SHORT EXERCISE. Show all lines holding the string "subtitle".

GIVEN INFORMATION.

★ ★ ★

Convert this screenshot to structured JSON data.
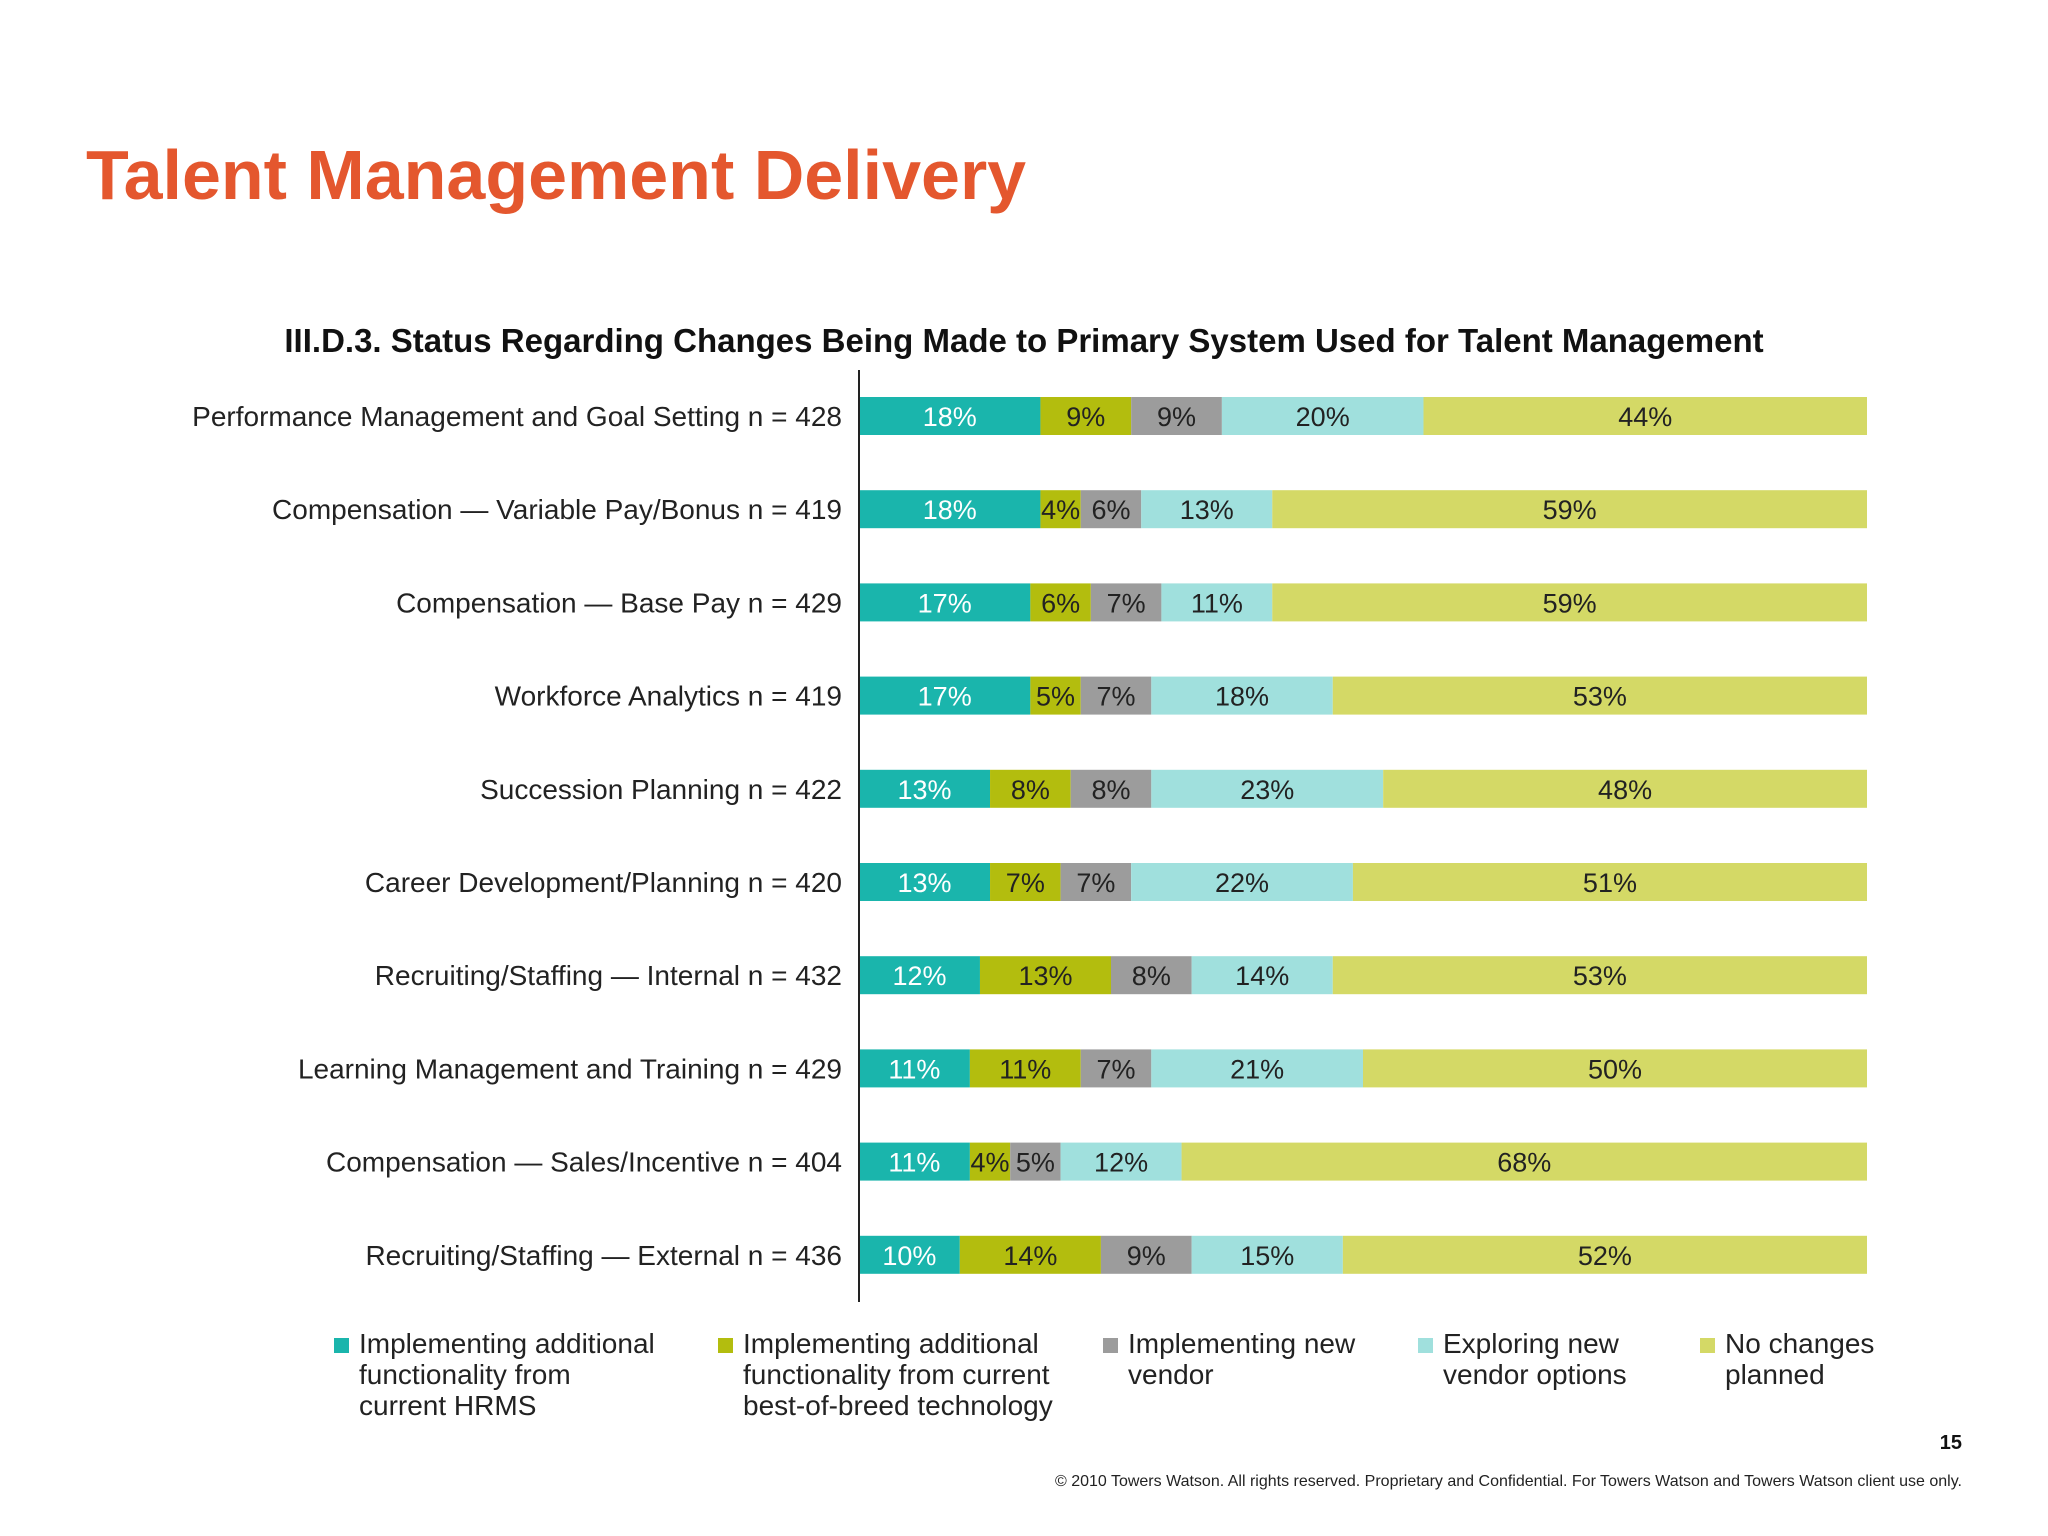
{
  "slide_title": "Talent Management Delivery",
  "chart_data": {
    "type": "bar",
    "orientation": "horizontal",
    "stacked": true,
    "title": "III.D.3. Status Regarding Changes Being Made to Primary System Used for Talent Management",
    "xlabel": "",
    "ylabel": "",
    "xlim": [
      0,
      100
    ],
    "grid": false,
    "legend_position": "bottom",
    "categories": [
      "Performance Management and Goal Setting n = 428",
      "Compensation — Variable Pay/Bonus n = 419",
      "Compensation — Base Pay n = 429",
      "Workforce Analytics n = 419",
      "Succession Planning n = 422",
      "Career Development/Planning n = 420",
      "Recruiting/Staffing — Internal n = 432",
      "Learning Management and Training n = 429",
      "Compensation — Sales/Incentive n = 404",
      "Recruiting/Staffing — External n = 436"
    ],
    "series": [
      {
        "name": "Implementing additional\nfunctionality from\ncurrent HRMS",
        "color": "#1ab5ac",
        "label_color": "#ffffff",
        "values": [
          18,
          18,
          17,
          17,
          13,
          13,
          12,
          11,
          11,
          10
        ]
      },
      {
        "name": "Implementing additional\nfunctionality from current\nbest-of-breed technology",
        "color": "#b3bd0e",
        "label_color": "#222222",
        "values": [
          9,
          4,
          6,
          5,
          8,
          7,
          13,
          11,
          4,
          14
        ]
      },
      {
        "name": "Implementing new\nvendor",
        "color": "#9c9c9c",
        "label_color": "#222222",
        "values": [
          9,
          6,
          7,
          7,
          8,
          7,
          8,
          7,
          5,
          9
        ]
      },
      {
        "name": "Exploring new\nvendor options",
        "color": "#a0e0dd",
        "label_color": "#222222",
        "values": [
          20,
          13,
          11,
          18,
          23,
          22,
          14,
          21,
          12,
          15
        ]
      },
      {
        "name": "No changes\nplanned",
        "color": "#d4d966",
        "label_color": "#222222",
        "values": [
          44,
          59,
          59,
          53,
          48,
          51,
          53,
          50,
          68,
          52
        ]
      }
    ],
    "value_suffix": "%"
  },
  "footer": {
    "page_number": "15",
    "copyright": "© 2010 Towers Watson. All rights reserved. Proprietary and Confidential. For Towers Watson and Towers Watson client use only."
  }
}
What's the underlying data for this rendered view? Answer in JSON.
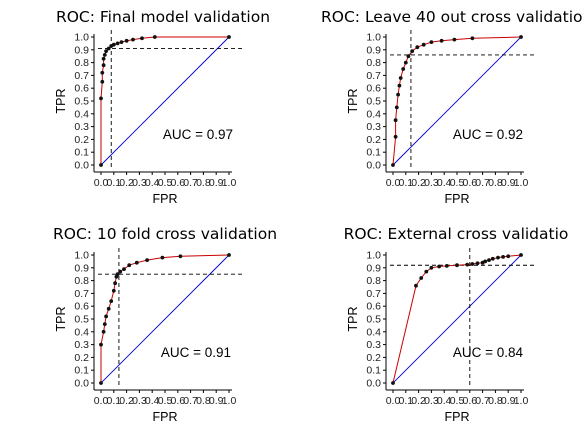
{
  "chart_data": [
    {
      "type": "line",
      "title": "ROC: Final model validation",
      "xlabel": "FPR",
      "ylabel": "TPR",
      "xlim": [
        0,
        1
      ],
      "ylim": [
        0,
        1
      ],
      "x_ticks": [
        "0.0",
        "0.1",
        "0.2",
        "0.3",
        "0.4",
        "0.5",
        "0.6",
        "0.7",
        "0.8",
        "0.9",
        "1.0"
      ],
      "y_ticks": [
        "0.0",
        "0.1",
        "0.2",
        "0.3",
        "0.4",
        "0.5",
        "0.6",
        "0.7",
        "0.8",
        "0.9",
        "1.0"
      ],
      "annotation": "AUC = 0.97",
      "series": [
        {
          "color": "#cc0000",
          "x": [
            0.0,
            0.0,
            0.01,
            0.01,
            0.02,
            0.02,
            0.03,
            0.04,
            0.06,
            0.08,
            0.1,
            0.13,
            0.16,
            0.2,
            0.25,
            0.32,
            0.42,
            1.0
          ],
          "y": [
            0.0,
            0.52,
            0.65,
            0.72,
            0.78,
            0.83,
            0.86,
            0.89,
            0.91,
            0.93,
            0.94,
            0.95,
            0.96,
            0.97,
            0.98,
            0.99,
            1.0,
            1.0
          ]
        }
      ],
      "diagonal_color": "#0000cc",
      "reference_lines": {
        "vertical_fpr": 0.08,
        "horizontal_tpr": 0.91
      }
    },
    {
      "type": "line",
      "title": "ROC: Leave 40 out cross validatio",
      "xlabel": "FPR",
      "ylabel": "TPR",
      "xlim": [
        0,
        1
      ],
      "ylim": [
        0,
        1
      ],
      "x_ticks": [
        "0.0",
        "0.1",
        "0.2",
        "0.3",
        "0.4",
        "0.5",
        "0.6",
        "0.7",
        "0.8",
        "0.9",
        "1.0"
      ],
      "y_ticks": [
        "0.0",
        "0.1",
        "0.2",
        "0.3",
        "0.4",
        "0.5",
        "0.6",
        "0.7",
        "0.8",
        "0.9",
        "1.0"
      ],
      "annotation": "AUC = 0.92",
      "series": [
        {
          "color": "#cc0000",
          "x": [
            0.0,
            0.02,
            0.02,
            0.03,
            0.04,
            0.05,
            0.06,
            0.08,
            0.1,
            0.12,
            0.15,
            0.19,
            0.24,
            0.3,
            0.38,
            0.48,
            0.62,
            1.0
          ],
          "y": [
            0.0,
            0.22,
            0.35,
            0.45,
            0.55,
            0.62,
            0.68,
            0.75,
            0.8,
            0.85,
            0.89,
            0.92,
            0.94,
            0.96,
            0.97,
            0.98,
            0.99,
            1.0
          ]
        }
      ],
      "diagonal_color": "#0000cc",
      "reference_lines": {
        "vertical_fpr": 0.14,
        "horizontal_tpr": 0.86
      }
    },
    {
      "type": "line",
      "title": "ROC: 10 fold cross validation",
      "xlabel": "FPR",
      "ylabel": "TPR",
      "xlim": [
        0,
        1
      ],
      "ylim": [
        0,
        1
      ],
      "x_ticks": [
        "0.0",
        "0.1",
        "0.2",
        "0.3",
        "0.4",
        "0.5",
        "0.6",
        "0.7",
        "0.8",
        "0.9",
        "1.0"
      ],
      "y_ticks": [
        "0.0",
        "0.1",
        "0.2",
        "0.3",
        "0.4",
        "0.5",
        "0.6",
        "0.7",
        "0.8",
        "0.9",
        "1.0"
      ],
      "annotation": "AUC = 0.91",
      "series": [
        {
          "color": "#cc0000",
          "x": [
            0.0,
            0.0,
            0.02,
            0.03,
            0.04,
            0.06,
            0.08,
            0.1,
            0.11,
            0.12,
            0.13,
            0.15,
            0.18,
            0.22,
            0.28,
            0.36,
            0.48,
            0.62,
            1.0
          ],
          "y": [
            0.0,
            0.3,
            0.4,
            0.46,
            0.52,
            0.58,
            0.64,
            0.72,
            0.78,
            0.83,
            0.85,
            0.87,
            0.89,
            0.92,
            0.94,
            0.96,
            0.98,
            0.99,
            1.0
          ]
        }
      ],
      "diagonal_color": "#0000cc",
      "reference_lines": {
        "vertical_fpr": 0.14,
        "horizontal_tpr": 0.85
      }
    },
    {
      "type": "line",
      "title": "ROC: External cross validatio",
      "xlabel": "FPR",
      "ylabel": "TPR",
      "xlim": [
        0,
        1
      ],
      "ylim": [
        0,
        1
      ],
      "x_ticks": [
        "0.0",
        "0.1",
        "0.2",
        "0.3",
        "0.4",
        "0.5",
        "0.6",
        "0.7",
        "0.8",
        "0.9",
        "1.0"
      ],
      "y_ticks": [
        "0.0",
        "0.1",
        "0.2",
        "0.3",
        "0.4",
        "0.5",
        "0.6",
        "0.7",
        "0.8",
        "0.9",
        "1.0"
      ],
      "annotation": "AUC = 0.84",
      "series": [
        {
          "color": "#cc0000",
          "x": [
            0.0,
            0.18,
            0.22,
            0.26,
            0.3,
            0.36,
            0.42,
            0.5,
            0.58,
            0.62,
            0.66,
            0.7,
            0.72,
            0.75,
            0.78,
            0.82,
            0.86,
            0.9,
            1.0
          ],
          "y": [
            0.0,
            0.76,
            0.82,
            0.87,
            0.9,
            0.91,
            0.915,
            0.92,
            0.925,
            0.93,
            0.935,
            0.94,
            0.95,
            0.96,
            0.97,
            0.98,
            0.985,
            0.99,
            1.0
          ]
        }
      ],
      "diagonal_color": "#0000cc",
      "reference_lines": {
        "vertical_fpr": 0.6,
        "horizontal_tpr": 0.92
      }
    }
  ]
}
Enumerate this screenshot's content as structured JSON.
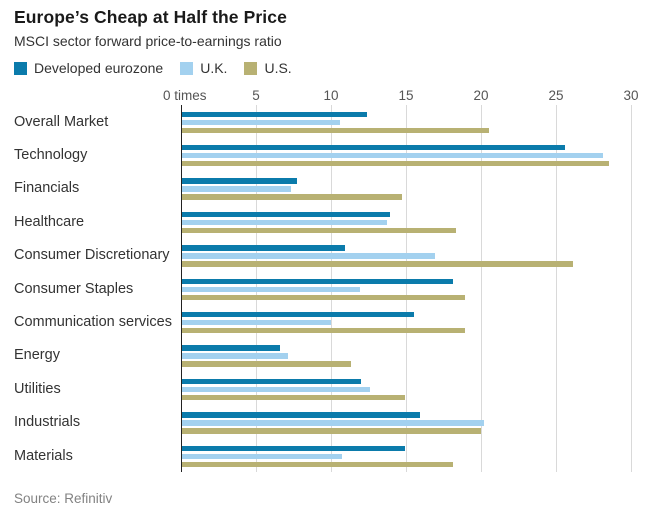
{
  "header": {
    "title": "Europe’s Cheap at Half the Price",
    "subtitle": "MSCI sector forward price-to-earnings ratio"
  },
  "source": "Source: Refinitiv",
  "chart_data": {
    "type": "bar",
    "orientation": "horizontal",
    "title": "Europe’s Cheap at Half the Price",
    "subtitle": "MSCI sector forward price-to-earnings ratio",
    "unit": "times",
    "categories": [
      "Overall Market",
      "Technology",
      "Financials",
      "Healthcare",
      "Consumer Discretionary",
      "Consumer Staples",
      "Communication services",
      "Energy",
      "Utilities",
      "Industrials",
      "Materials"
    ],
    "series": [
      {
        "name": "Developed eurozone",
        "color": "#0b7bab",
        "values": [
          12.4,
          25.6,
          7.7,
          13.9,
          10.9,
          18.1,
          15.5,
          6.6,
          12.0,
          15.9,
          14.9
        ]
      },
      {
        "name": "U.K.",
        "color": "#a3d1ef",
        "values": [
          10.6,
          28.1,
          7.3,
          13.7,
          16.9,
          11.9,
          10.0,
          7.1,
          12.6,
          20.2,
          10.7
        ]
      },
      {
        "name": "U.S.",
        "color": "#b8b173",
        "values": [
          20.5,
          28.5,
          14.7,
          18.3,
          26.1,
          18.9,
          18.9,
          11.3,
          14.9,
          20.0,
          18.1
        ]
      }
    ],
    "xlim": [
      0,
      30
    ],
    "xticks": [
      0,
      5,
      10,
      15,
      20,
      25,
      30
    ],
    "xtick_labels": [
      "0 times",
      "5",
      "10",
      "15",
      "20",
      "25",
      "30"
    ],
    "grid": true,
    "legend_position": "top-left",
    "gridline_color": "#d9d9d9",
    "axis_color": "#222222"
  }
}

★ ★ ★

EXPECTED OUTPUT.
    "subtitle": "MSCI sector forward price-to-earnings ratio"
    "subtitle": "MSCI sector forward price-to-earnings ratio",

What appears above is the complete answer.